==== MATERIAL FOR THIS TASK ====

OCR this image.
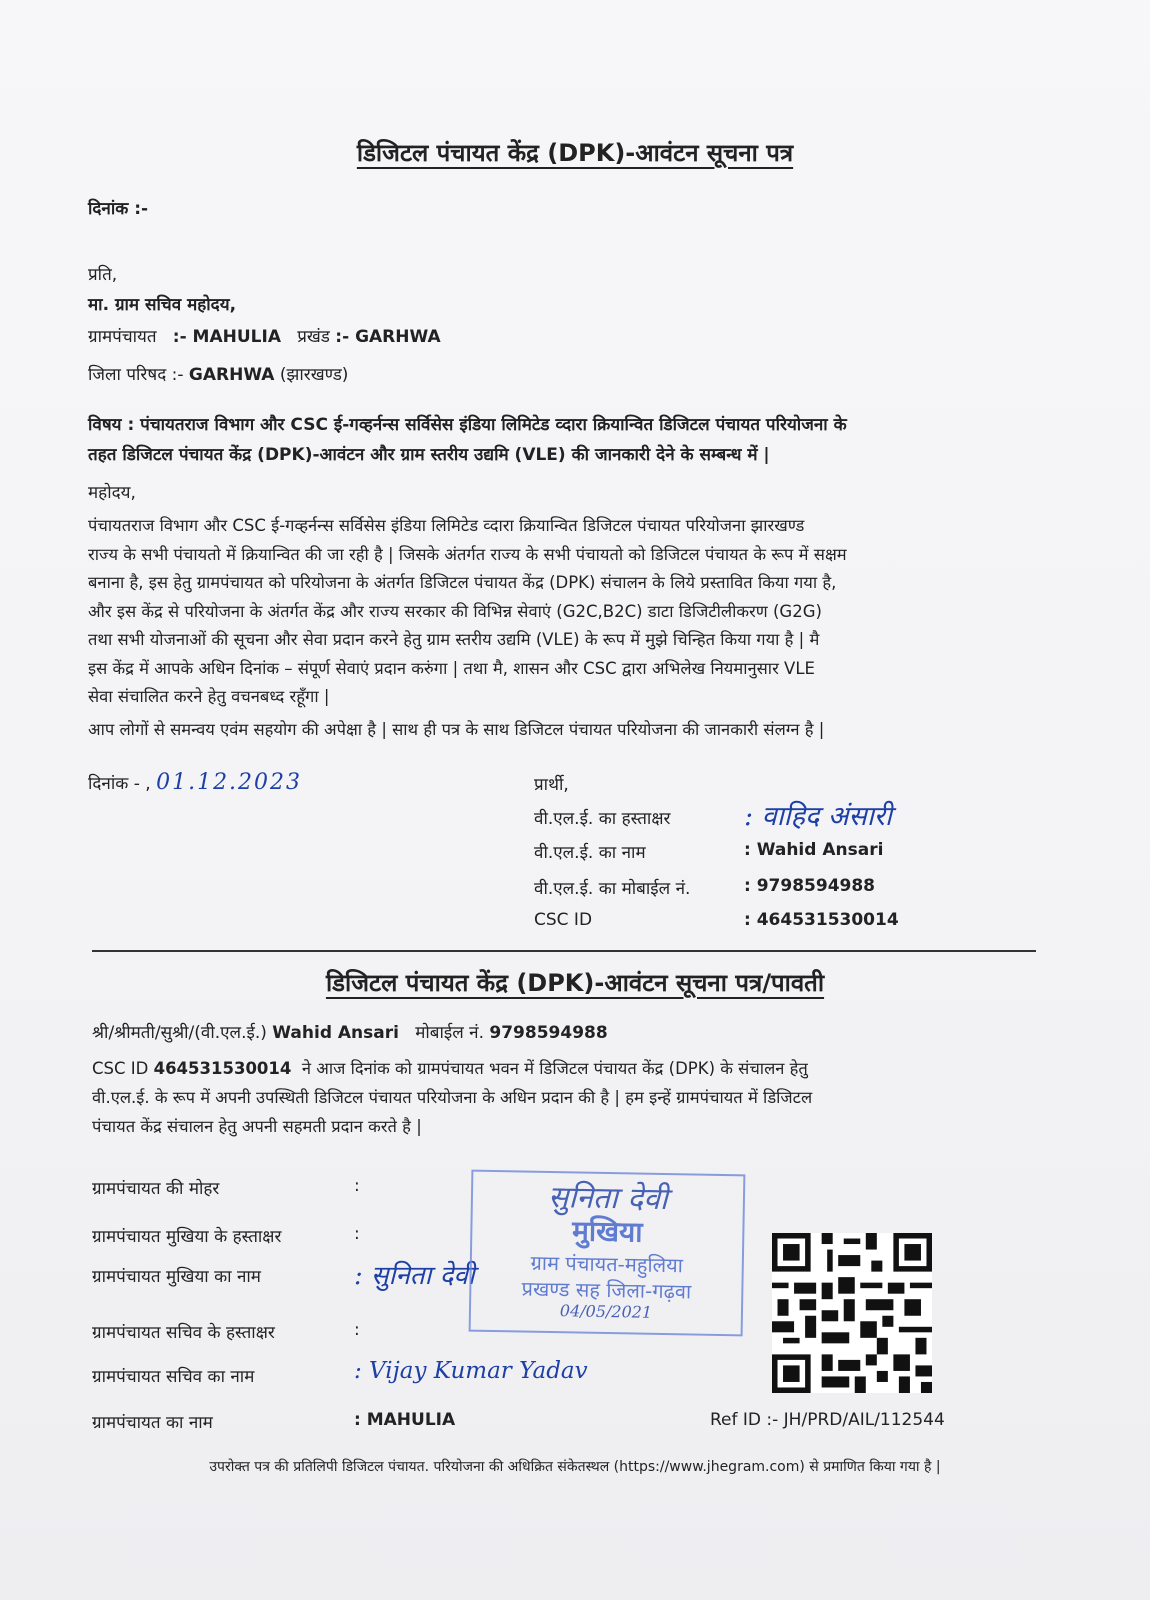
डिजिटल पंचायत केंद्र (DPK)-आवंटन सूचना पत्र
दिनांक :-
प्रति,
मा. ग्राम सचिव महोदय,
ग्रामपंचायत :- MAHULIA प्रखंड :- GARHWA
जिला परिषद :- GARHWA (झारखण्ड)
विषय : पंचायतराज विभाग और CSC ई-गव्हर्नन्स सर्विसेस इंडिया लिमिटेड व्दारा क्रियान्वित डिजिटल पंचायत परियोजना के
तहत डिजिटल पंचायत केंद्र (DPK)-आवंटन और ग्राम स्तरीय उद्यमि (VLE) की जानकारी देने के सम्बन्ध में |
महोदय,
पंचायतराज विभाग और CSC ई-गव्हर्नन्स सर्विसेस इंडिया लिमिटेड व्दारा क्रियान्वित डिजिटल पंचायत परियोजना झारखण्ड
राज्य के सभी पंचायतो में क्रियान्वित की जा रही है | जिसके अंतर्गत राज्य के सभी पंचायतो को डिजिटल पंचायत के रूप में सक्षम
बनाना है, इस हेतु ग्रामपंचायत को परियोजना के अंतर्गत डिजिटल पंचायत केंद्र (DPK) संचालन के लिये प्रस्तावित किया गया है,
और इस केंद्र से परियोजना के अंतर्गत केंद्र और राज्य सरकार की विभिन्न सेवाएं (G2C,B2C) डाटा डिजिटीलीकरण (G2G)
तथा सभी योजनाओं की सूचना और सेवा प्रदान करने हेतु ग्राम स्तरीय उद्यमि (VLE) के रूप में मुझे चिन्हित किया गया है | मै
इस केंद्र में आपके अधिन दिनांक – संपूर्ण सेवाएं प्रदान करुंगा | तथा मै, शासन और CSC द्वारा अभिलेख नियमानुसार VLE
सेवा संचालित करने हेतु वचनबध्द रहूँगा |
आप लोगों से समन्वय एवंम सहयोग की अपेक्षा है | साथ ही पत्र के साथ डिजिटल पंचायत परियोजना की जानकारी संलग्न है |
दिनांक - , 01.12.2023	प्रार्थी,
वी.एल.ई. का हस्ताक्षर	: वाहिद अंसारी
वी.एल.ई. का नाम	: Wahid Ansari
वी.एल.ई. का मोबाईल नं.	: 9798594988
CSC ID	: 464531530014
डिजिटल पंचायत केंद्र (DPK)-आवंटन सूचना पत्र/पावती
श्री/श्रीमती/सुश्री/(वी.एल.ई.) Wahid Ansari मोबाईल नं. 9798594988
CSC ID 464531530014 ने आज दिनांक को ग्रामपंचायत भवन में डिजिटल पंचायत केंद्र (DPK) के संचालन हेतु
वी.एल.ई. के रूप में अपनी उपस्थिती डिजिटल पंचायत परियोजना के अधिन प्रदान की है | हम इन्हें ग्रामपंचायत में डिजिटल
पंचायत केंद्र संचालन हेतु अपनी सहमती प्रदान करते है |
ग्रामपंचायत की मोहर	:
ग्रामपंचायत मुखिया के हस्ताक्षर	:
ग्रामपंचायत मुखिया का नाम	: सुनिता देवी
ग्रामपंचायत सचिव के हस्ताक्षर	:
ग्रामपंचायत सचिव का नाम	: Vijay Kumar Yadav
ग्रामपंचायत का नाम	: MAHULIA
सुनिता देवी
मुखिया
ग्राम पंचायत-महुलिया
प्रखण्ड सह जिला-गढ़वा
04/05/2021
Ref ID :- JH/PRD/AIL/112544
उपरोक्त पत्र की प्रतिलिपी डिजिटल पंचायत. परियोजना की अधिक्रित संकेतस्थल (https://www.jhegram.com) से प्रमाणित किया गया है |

====

_YOUR GOAL_
Go through the records above and copy every line with the word "Ansari".

_RESPONSE TO THE TASK_
वी.एल.ई. का नाम	: Wahid Ansari
श्री/श्रीमती/सुश्री/(वी.एल.ई.) Wahid Ansari मोबाईल नं. 9798594988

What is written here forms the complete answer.